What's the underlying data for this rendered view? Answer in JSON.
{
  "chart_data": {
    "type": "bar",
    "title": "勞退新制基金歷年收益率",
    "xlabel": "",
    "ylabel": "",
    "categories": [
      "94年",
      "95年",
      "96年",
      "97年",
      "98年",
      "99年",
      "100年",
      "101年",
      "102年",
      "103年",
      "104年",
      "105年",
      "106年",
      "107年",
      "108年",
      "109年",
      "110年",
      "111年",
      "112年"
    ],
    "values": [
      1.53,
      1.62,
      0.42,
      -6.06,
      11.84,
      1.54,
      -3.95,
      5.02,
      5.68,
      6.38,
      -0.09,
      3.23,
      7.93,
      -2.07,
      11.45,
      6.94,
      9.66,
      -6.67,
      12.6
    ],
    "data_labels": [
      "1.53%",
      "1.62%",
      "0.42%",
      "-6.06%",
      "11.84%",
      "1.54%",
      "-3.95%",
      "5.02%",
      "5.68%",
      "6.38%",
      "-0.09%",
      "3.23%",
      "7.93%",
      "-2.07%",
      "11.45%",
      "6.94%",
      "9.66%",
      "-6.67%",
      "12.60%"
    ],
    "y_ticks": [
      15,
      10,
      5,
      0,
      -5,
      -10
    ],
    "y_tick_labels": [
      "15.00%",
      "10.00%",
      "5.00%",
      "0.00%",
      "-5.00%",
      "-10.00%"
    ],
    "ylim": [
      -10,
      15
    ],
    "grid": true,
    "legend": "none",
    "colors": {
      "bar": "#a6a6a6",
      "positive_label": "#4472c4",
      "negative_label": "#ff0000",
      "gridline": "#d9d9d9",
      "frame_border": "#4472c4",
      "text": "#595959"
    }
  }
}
+++++
■ **Goal**: Reproduce the listing above word for word.

■ **Task response**:
What's the underlying data for this rendered view? Answer in JSON.
{
  "chart_data": {
    "type": "bar",
    "title": "勞退新制基金歷年收益率",
    "xlabel": "",
    "ylabel": "",
    "categories": [
      "94年",
      "95年",
      "96年",
      "97年",
      "98年",
      "99年",
      "100年",
      "101年",
      "102年",
      "103年",
      "104年",
      "105年",
      "106年",
      "107年",
      "108年",
      "109年",
      "110年",
      "111年",
      "112年"
    ],
    "values": [
      1.53,
      1.62,
      0.42,
      -6.06,
      11.84,
      1.54,
      -3.95,
      5.02,
      5.68,
      6.38,
      -0.09,
      3.23,
      7.93,
      -2.07,
      11.45,
      6.94,
      9.66,
      -6.67,
      12.6
    ],
    "data_labels": [
      "1.53%",
      "1.62%",
      "0.42%",
      "-6.06%",
      "11.84%",
      "1.54%",
      "-3.95%",
      "5.02%",
      "5.68%",
      "6.38%",
      "-0.09%",
      "3.23%",
      "7.93%",
      "-2.07%",
      "11.45%",
      "6.94%",
      "9.66%",
      "-6.67%",
      "12.60%"
    ],
    "y_ticks": [
      15,
      10,
      5,
      0,
      -5,
      -10
    ],
    "y_tick_labels": [
      "15.00%",
      "10.00%",
      "5.00%",
      "0.00%",
      "-5.00%",
      "-10.00%"
    ],
    "ylim": [
      -10,
      15
    ],
    "grid": true,
    "legend": "none",
    "colors": {
      "bar": "#a6a6a6",
      "positive_label": "#4472c4",
      "negative_label": "#ff0000",
      "gridline": "#d9d9d9",
      "frame_border": "#4472c4",
      "text": "#595959"
    }
  }
}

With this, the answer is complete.